[begin Task inputs]
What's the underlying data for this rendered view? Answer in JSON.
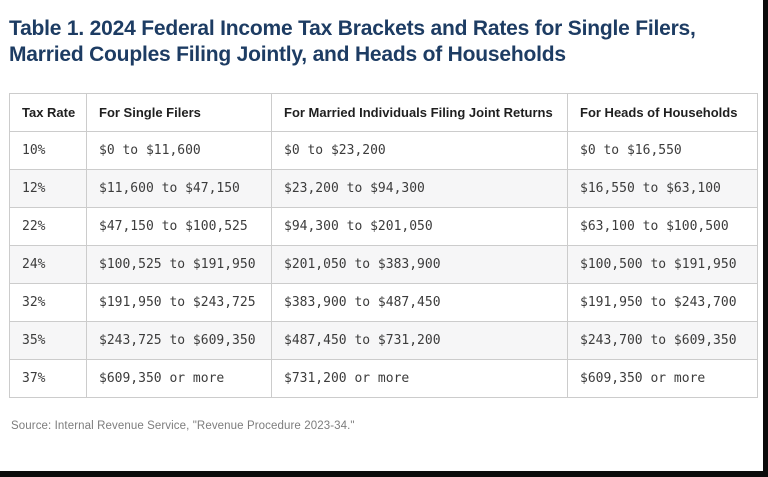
{
  "title": {
    "full": "Table 1. 2024 Federal Income Tax Brackets and Rates for Single Filers, Married Couples Filing Jointly, and Heads of Households",
    "line1": "Table 1. 2024 Federal Income Tax Brackets and Rates for Single Filers,",
    "line2": "Married Couples Filing Jointly, and Heads of Households"
  },
  "table": {
    "columns": [
      "Tax Rate",
      "For Single Filers",
      "For Married Individuals Filing Joint Returns",
      "For Heads of Households"
    ],
    "rows": [
      [
        "10%",
        "$0 to $11,600",
        "$0 to $23,200",
        "$0 to $16,550"
      ],
      [
        "12%",
        "$11,600 to $47,150",
        "$23,200 to $94,300",
        "$16,550 to $63,100"
      ],
      [
        "22%",
        "$47,150 to $100,525",
        "$94,300 to $201,050",
        "$63,100 to $100,500"
      ],
      [
        "24%",
        "$100,525 to $191,950",
        "$201,050 to $383,900",
        "$100,500 to $191,950"
      ],
      [
        "32%",
        "$191,950 to $243,725",
        "$383,900 to $487,450",
        "$191,950 to $243,700"
      ],
      [
        "35%",
        "$243,725 to $609,350",
        "$487,450 to $731,200",
        "$243,700 to $609,350"
      ],
      [
        "37%",
        "$609,350 or more",
        "$731,200 or more",
        "$609,350 or more"
      ]
    ]
  },
  "source": "Source: Internal Revenue Service, \"Revenue Procedure 2023-34.\"",
  "colors": {
    "title_navy": "#1d3c63",
    "row_stripe": "#f6f6f7",
    "cell_border": "#cccccc",
    "source_gray": "#7d7d7d",
    "frame_black": "#0b0b0b"
  }
}
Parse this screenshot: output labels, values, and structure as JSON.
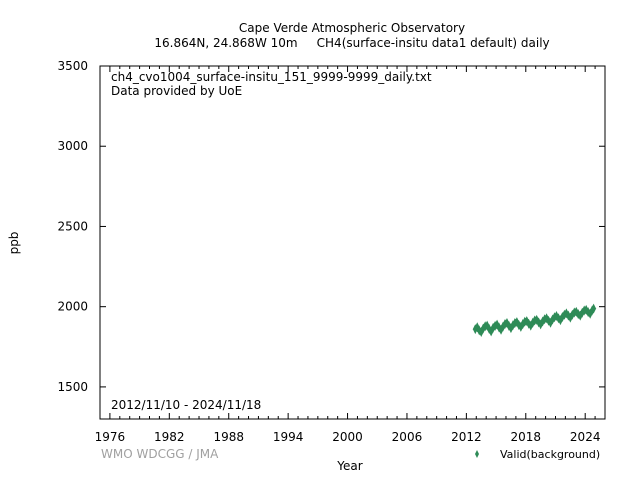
[end Task inputs]
◆ **Exercise task**
Copy out each line in the listing that has the word "Filing".

◆ **Finished answer**
    "full": "Table 1. 2024 Federal Income Tax Brackets and Rates for Single Filers, Married Couples Filing Jointly, and Heads of Households",
    "line2": "Married Couples Filing Jointly, and Heads of Households"
      "For Married Individuals Filing Joint Returns",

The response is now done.